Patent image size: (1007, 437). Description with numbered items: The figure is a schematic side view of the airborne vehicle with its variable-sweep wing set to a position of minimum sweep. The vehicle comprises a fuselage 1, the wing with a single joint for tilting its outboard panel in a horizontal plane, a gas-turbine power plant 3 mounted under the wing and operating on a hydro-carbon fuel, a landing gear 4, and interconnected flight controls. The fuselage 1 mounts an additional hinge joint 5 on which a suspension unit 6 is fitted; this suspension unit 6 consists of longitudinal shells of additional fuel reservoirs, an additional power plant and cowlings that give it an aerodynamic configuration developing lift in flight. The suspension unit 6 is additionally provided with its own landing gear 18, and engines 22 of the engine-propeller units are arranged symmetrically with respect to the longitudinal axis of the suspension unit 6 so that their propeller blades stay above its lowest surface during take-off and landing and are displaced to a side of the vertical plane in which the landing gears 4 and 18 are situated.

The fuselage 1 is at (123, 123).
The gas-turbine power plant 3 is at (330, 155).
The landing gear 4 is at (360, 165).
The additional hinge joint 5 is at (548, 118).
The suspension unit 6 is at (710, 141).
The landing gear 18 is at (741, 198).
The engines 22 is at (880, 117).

+ + + + +

TASK REQUIREMENTS ▸ Copy each line of the entries above that contains the word "suspension". Case matters.

REPLY TO THE TASK ▸
Patent image size: (1007, 437). Description with numbered items: The figure is a schematic side view of the airborne vehicle with its variable-sweep wing set to a position of minimum sweep. The vehicle comprises a fuselage 1, the wing with a single joint for tilting its outboard panel in a horizontal plane, a gas-turbine power plant 3 mounted under the wing and operating on a hydro-carbon fuel, a landing gear 4, and interconnected flight controls. The fuselage 1 mounts an additional hinge joint 5 on which a suspension unit 6 is fitted; this suspension unit 6 consists of longitudinal shells of additional fuel reservoirs, an additional power plant and cowlings that give it an aerodynamic configuration developing lift in flight. The suspension unit 6 is additionally provided with its own landing gear 18, and engines 22 of the engine-propeller units are arranged symmetrically with respect to the longitudinal axis of the suspension unit 6 so that their propeller blades stay above its lowest surface during take-off and landing and are displaced to a side of the vertical plane in which the landing gears 4 and 18 are situated.
The suspension unit 6 is at (710, 141).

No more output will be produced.